* **Work to be completed**: Out of the lines below, please list those that hold the string "title".

* **Working data**:
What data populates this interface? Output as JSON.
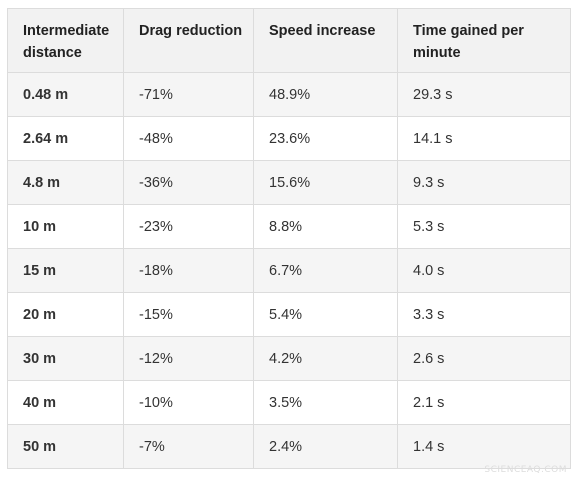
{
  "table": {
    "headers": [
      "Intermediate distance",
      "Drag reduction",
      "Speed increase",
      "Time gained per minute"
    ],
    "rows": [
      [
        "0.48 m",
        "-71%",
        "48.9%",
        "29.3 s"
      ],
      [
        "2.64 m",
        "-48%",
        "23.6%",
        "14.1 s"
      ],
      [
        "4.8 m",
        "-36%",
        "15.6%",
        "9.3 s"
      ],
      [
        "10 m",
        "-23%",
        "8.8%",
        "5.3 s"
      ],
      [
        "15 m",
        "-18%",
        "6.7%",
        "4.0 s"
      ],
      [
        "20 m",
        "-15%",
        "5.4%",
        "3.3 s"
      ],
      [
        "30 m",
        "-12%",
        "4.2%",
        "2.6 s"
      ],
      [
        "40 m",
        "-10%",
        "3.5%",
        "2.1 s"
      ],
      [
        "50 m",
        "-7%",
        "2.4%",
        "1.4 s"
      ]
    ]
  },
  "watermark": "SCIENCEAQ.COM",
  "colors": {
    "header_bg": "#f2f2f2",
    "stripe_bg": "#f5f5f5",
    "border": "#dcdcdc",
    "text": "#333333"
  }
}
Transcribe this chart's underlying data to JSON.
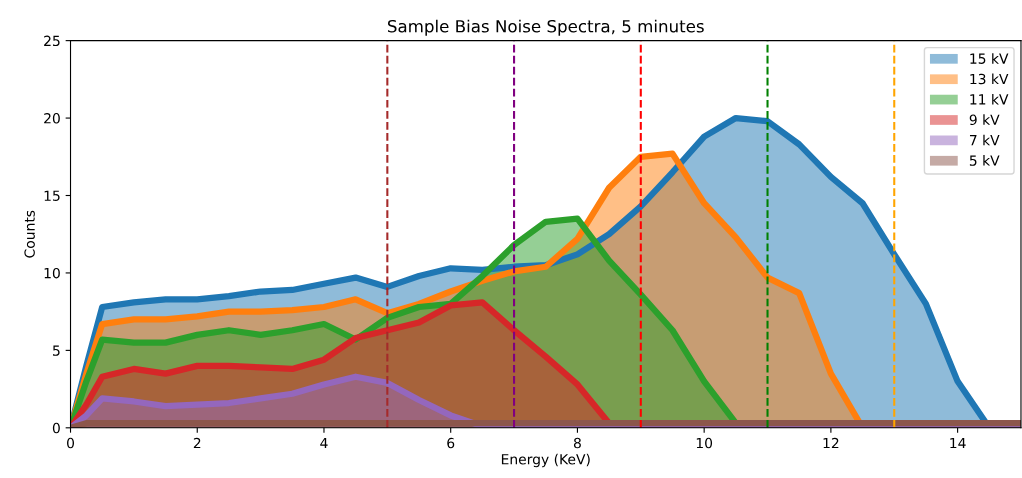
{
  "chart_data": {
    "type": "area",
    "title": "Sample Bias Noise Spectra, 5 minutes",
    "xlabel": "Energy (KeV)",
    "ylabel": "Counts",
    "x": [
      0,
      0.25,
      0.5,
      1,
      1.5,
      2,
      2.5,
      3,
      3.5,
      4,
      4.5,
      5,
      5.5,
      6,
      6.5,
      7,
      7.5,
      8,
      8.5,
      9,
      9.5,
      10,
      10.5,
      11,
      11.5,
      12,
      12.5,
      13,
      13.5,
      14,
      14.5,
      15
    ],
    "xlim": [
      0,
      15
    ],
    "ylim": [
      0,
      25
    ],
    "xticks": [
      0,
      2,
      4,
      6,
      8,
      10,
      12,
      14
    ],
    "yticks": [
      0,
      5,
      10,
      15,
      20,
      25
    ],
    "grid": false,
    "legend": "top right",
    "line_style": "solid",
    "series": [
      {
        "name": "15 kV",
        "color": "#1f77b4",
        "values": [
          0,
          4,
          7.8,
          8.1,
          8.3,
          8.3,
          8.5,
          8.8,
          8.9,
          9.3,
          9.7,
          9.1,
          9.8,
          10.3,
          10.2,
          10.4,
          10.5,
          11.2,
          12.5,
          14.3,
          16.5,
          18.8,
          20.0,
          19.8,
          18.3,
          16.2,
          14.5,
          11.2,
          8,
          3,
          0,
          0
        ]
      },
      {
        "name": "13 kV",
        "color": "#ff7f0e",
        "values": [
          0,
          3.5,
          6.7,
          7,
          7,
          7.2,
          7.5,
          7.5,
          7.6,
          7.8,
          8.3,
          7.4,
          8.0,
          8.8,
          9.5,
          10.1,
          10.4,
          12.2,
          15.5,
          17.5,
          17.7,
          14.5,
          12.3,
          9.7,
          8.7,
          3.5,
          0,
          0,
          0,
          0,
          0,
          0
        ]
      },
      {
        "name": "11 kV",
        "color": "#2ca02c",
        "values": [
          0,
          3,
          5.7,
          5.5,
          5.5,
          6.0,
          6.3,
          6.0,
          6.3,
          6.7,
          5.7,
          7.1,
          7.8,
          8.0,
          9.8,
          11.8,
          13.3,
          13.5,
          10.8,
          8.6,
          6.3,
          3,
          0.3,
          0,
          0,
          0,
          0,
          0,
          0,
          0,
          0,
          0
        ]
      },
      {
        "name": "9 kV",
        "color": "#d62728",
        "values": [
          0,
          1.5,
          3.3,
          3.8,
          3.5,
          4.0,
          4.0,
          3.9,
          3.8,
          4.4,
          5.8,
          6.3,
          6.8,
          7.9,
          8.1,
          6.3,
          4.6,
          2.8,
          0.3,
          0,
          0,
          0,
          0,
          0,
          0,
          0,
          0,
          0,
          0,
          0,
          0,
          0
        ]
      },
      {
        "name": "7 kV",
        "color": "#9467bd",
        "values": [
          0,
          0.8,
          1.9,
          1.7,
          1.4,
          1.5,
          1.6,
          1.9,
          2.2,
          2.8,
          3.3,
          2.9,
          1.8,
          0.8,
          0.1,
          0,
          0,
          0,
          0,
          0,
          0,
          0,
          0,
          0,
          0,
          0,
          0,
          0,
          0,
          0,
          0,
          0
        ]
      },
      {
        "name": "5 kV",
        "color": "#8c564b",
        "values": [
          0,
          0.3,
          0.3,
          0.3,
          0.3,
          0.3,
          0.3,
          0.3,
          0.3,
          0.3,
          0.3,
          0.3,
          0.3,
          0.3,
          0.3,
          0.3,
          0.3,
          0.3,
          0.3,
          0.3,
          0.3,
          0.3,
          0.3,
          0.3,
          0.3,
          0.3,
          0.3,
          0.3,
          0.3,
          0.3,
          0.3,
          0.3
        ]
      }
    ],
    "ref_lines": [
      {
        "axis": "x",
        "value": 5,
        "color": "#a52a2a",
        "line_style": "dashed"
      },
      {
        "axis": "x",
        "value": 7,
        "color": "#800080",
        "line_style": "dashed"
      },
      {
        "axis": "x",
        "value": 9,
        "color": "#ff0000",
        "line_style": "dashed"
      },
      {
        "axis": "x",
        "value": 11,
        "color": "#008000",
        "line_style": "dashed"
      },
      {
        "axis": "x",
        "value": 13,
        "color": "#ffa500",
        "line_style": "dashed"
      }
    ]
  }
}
* * *
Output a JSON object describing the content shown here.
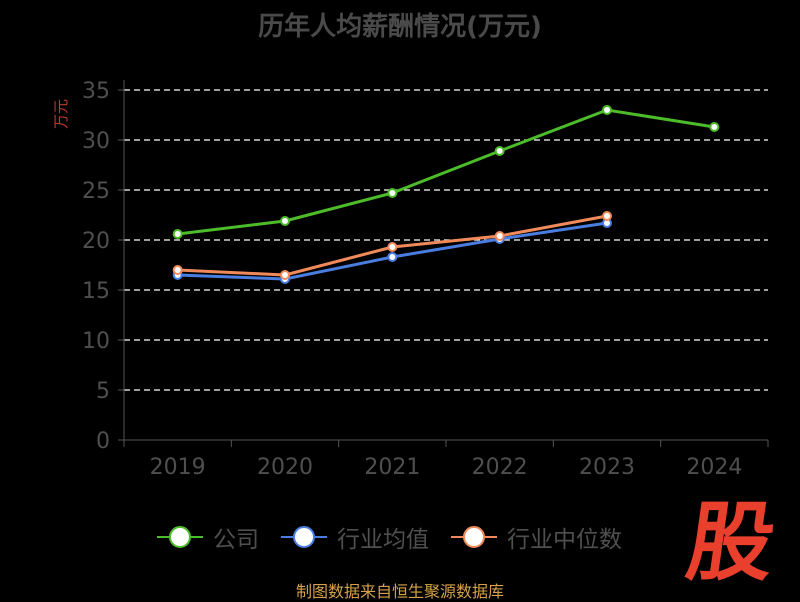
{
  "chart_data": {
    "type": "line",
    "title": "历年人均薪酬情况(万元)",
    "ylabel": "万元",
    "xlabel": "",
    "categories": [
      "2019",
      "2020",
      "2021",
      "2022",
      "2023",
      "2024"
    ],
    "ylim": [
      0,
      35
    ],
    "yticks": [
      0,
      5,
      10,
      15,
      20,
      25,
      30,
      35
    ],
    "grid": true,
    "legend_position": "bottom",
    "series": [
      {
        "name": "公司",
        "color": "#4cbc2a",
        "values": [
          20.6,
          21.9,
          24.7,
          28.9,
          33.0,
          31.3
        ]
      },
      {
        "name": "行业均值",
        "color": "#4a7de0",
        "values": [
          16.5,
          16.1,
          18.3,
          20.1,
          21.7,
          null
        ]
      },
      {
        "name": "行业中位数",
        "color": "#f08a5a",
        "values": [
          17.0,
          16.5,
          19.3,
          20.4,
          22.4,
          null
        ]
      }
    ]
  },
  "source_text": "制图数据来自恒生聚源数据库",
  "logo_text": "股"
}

* **Response for this exercise**:
    "title": "Sample Bias Noise Spectra, 5 minutes",
    "title": "历年人均薪酬情况(万元)",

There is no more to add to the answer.